[start]
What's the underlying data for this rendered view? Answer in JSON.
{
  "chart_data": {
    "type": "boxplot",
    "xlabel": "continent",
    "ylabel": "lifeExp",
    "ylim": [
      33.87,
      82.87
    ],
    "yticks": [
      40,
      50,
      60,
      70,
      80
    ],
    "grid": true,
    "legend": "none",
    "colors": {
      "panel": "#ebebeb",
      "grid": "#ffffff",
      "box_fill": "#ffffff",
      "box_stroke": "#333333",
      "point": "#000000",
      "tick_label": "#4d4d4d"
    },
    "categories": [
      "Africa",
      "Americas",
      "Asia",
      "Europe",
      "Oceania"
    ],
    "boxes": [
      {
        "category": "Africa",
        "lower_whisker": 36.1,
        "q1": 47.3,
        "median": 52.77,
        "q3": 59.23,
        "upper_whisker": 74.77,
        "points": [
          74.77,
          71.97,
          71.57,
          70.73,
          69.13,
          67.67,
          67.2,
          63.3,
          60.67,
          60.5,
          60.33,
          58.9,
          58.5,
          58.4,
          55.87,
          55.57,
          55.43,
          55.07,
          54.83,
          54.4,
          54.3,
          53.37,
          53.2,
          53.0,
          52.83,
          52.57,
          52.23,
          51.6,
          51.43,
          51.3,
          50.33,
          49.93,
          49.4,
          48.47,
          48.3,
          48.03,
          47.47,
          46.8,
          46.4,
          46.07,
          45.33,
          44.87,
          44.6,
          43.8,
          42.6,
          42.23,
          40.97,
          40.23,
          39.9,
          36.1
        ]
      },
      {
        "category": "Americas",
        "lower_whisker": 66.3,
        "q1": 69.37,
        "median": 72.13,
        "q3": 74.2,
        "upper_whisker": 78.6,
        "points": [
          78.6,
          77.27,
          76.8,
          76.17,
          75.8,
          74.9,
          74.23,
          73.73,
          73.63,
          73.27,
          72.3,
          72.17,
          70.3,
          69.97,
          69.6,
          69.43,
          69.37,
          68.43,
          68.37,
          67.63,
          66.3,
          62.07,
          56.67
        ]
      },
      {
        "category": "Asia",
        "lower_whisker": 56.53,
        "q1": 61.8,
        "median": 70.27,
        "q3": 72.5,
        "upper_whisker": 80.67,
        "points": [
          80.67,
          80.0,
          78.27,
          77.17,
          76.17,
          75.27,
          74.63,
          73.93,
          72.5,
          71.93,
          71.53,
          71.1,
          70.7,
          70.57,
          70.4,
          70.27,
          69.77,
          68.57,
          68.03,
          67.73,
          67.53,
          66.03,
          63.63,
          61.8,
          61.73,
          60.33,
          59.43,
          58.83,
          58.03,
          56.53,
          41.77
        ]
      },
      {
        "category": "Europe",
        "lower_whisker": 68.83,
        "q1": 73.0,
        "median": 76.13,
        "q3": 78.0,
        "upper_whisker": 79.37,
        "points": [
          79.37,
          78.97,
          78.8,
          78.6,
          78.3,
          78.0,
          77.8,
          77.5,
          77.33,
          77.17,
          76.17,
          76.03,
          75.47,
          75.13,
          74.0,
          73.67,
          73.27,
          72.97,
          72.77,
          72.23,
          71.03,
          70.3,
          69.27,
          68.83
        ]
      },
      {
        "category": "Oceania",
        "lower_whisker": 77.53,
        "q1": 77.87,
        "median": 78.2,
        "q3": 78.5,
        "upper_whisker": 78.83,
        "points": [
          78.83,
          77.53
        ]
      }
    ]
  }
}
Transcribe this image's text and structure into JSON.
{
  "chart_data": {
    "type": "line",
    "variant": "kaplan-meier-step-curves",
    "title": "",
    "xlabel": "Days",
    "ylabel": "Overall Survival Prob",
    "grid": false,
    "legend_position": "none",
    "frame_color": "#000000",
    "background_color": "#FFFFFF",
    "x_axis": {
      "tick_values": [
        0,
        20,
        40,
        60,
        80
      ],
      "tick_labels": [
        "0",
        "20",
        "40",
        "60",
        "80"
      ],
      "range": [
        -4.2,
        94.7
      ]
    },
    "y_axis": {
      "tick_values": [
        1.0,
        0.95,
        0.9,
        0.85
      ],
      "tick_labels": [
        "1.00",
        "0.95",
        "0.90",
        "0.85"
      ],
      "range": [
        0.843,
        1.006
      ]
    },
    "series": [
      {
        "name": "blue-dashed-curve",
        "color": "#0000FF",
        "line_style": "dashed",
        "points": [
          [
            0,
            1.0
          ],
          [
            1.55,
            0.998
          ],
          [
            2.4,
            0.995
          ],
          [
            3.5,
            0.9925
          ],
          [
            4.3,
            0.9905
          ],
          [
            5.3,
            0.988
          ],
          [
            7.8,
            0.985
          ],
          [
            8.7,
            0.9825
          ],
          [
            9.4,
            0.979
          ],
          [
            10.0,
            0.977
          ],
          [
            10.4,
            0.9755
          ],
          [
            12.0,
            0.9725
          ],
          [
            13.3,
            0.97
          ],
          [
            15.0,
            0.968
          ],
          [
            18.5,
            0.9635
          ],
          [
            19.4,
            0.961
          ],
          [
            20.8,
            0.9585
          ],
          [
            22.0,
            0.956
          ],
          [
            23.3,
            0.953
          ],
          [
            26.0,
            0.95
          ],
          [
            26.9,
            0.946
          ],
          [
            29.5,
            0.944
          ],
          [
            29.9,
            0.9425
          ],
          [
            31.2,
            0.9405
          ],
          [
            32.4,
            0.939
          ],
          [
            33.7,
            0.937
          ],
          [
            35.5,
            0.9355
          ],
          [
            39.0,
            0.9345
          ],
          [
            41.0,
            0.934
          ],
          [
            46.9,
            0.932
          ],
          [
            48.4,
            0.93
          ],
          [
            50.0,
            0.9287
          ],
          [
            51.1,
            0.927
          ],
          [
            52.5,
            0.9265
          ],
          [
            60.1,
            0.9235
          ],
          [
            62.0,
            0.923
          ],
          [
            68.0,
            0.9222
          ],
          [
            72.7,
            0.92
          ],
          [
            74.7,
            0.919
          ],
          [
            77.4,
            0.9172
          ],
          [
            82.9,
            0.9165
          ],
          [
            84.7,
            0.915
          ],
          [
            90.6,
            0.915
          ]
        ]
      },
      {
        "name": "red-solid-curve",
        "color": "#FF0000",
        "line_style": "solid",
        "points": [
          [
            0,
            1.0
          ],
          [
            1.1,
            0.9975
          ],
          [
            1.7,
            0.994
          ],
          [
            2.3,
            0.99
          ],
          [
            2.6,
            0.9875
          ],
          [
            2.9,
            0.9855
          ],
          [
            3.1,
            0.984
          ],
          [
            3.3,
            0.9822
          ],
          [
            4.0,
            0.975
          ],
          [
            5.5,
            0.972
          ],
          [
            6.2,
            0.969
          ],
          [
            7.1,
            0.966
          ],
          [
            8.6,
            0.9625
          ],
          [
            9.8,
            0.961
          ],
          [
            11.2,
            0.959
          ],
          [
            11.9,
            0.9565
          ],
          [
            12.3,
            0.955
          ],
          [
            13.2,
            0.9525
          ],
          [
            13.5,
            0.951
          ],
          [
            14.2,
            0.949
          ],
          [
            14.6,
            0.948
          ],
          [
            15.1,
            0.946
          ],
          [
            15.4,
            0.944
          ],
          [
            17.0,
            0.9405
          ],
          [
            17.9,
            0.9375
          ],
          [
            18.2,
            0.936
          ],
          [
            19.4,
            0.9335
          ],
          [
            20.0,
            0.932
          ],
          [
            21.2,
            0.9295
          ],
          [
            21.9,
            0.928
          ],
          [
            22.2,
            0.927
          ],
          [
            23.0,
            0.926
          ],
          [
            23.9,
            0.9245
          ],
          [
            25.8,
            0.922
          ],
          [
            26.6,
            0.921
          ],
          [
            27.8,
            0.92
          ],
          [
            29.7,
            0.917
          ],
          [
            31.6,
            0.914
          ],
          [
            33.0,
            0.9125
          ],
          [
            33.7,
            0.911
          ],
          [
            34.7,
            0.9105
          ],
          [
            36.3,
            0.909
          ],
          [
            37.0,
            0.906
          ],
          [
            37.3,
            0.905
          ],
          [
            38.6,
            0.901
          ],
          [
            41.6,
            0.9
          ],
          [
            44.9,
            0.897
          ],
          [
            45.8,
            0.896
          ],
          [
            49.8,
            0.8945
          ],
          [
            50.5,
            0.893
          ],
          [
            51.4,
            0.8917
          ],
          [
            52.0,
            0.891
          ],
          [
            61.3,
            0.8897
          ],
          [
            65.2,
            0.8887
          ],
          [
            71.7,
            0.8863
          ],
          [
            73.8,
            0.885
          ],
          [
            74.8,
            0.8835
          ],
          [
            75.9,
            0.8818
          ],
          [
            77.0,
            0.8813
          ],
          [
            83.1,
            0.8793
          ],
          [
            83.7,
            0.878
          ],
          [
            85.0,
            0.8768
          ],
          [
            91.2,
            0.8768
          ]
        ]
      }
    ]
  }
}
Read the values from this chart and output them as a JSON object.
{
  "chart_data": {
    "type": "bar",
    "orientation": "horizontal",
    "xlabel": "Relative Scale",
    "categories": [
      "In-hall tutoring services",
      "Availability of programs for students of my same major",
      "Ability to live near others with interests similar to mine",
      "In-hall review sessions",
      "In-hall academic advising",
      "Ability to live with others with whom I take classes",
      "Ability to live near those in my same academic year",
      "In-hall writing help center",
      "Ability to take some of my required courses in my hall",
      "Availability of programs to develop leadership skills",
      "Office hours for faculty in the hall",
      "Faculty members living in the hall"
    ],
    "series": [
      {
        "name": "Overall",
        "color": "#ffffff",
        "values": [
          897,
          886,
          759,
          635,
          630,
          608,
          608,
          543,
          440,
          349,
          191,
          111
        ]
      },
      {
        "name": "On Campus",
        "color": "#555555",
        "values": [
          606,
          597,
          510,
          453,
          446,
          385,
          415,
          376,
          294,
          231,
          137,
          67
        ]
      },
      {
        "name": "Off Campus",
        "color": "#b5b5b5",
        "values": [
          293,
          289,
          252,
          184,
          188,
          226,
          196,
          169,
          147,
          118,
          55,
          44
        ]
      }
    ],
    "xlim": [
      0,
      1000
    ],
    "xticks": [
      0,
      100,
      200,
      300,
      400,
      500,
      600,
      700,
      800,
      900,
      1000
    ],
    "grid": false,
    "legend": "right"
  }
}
[end]
● **Prompt**: Give the lines from the one containing "Read the values" through the end of the entries again, exactly as written and with no other lines.

● **Task output**:
Read the values from this chart and output them as a JSON object.
{
  "chart_data": {
    "type": "bar",
    "orientation": "horizontal",
    "xlabel": "Relative Scale",
    "categories": [
      "In-hall tutoring services",
      "Availability of programs for students of my same major",
      "Ability to live near others with interests similar to mine",
      "In-hall review sessions",
      "In-hall academic advising",
      "Ability to live with others with whom I take classes",
      "Ability to live near those in my same academic year",
      "In-hall writing help center",
      "Ability to take some of my required courses in my hall",
      "Availability of programs to develop leadership skills",
      "Office hours for faculty in the hall",
      "Faculty members living in the hall"
    ],
    "series": [
      {
        "name": "Overall",
        "color": "#ffffff",
        "values": [
          897,
          886,
          759,
          635,
          630,
          608,
          608,
          543,
          440,
          349,
          191,
          111
        ]
      },
      {
        "name": "On Campus",
        "color": "#555555",
        "values": [
          606,
          597,
          510,
          453,
          446,
          385,
          415,
          376,
          294,
          231,
          137,
          67
        ]
      },
      {
        "name": "Off Campus",
        "color": "#b5b5b5",
        "values": [
          293,
          289,
          252,
          184,
          188,
          226,
          196,
          169,
          147,
          118,
          55,
          44
        ]
      }
    ],
    "xlim": [
      0,
      1000
    ],
    "xticks": [
      0,
      100,
      200,
      300,
      400,
      500,
      600,
      700,
      800,
      900,
      1000
    ],
    "grid": false,
    "legend": "right"
  }
}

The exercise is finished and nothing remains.